Your answer should be a single number: the count of lines containing the string "this".

Dataset entries:
╔══

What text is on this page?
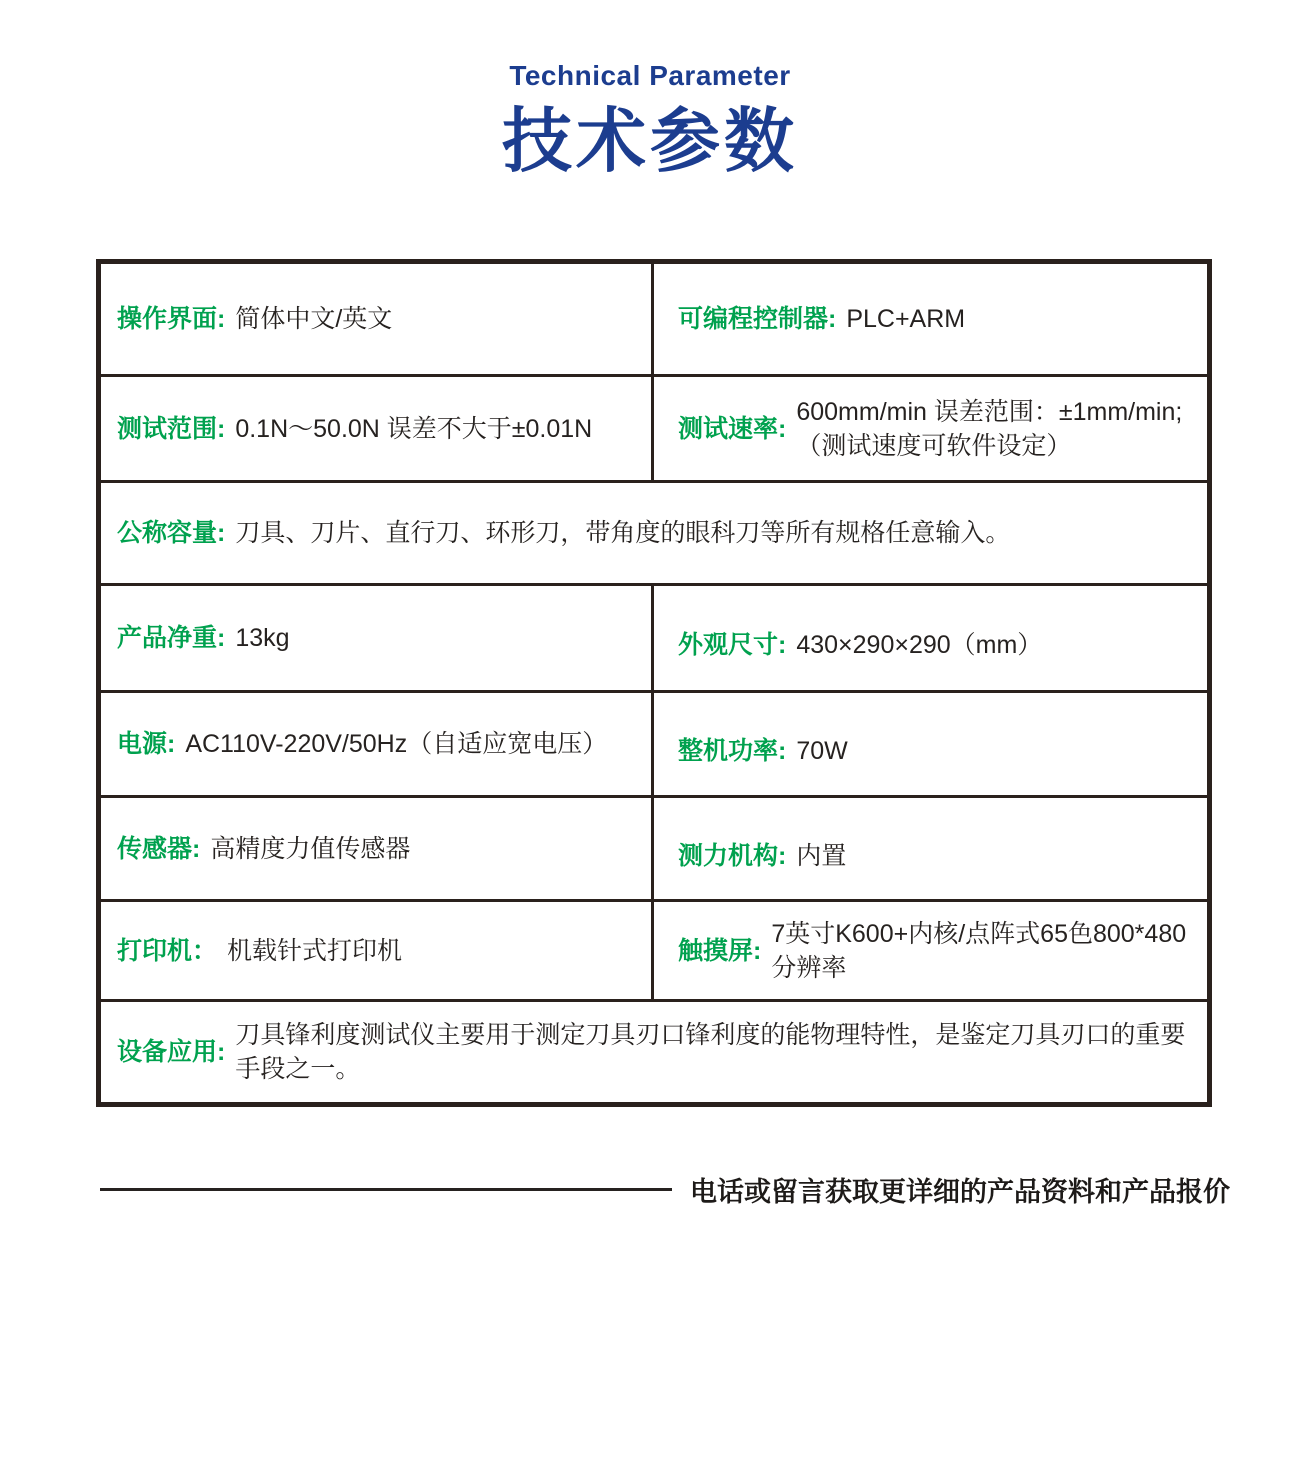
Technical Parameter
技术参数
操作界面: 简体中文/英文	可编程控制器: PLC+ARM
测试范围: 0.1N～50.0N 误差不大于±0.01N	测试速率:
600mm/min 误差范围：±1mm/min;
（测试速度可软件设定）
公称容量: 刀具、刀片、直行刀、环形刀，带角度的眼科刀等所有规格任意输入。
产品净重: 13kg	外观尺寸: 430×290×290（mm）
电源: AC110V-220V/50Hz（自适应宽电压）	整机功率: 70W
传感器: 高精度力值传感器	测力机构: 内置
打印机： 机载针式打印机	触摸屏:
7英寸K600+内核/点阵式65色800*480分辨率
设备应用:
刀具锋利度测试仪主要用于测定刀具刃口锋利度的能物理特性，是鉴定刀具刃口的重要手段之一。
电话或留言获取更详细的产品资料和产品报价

╚══
╔══

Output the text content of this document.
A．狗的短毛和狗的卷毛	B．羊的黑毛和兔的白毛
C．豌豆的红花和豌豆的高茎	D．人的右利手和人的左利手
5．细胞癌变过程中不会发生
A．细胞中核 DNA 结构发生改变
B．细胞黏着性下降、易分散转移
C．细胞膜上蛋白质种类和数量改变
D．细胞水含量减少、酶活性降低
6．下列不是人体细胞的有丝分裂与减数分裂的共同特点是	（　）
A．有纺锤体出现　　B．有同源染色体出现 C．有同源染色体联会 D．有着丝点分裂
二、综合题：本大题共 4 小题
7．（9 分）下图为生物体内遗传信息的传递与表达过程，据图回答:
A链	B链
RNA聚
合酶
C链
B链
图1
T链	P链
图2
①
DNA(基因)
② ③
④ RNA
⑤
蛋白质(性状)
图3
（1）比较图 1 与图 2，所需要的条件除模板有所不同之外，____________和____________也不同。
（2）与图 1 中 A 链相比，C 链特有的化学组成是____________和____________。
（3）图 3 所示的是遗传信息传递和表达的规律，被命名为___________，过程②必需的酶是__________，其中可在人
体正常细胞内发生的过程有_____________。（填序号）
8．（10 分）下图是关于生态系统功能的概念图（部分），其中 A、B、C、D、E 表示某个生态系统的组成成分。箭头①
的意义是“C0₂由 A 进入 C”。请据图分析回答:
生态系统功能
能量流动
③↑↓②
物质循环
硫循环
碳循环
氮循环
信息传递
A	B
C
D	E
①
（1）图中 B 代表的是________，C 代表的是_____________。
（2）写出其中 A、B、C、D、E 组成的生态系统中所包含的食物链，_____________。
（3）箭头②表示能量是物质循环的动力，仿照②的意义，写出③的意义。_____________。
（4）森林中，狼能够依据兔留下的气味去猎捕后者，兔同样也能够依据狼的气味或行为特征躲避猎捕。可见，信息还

╚══

## Finished exercise:
2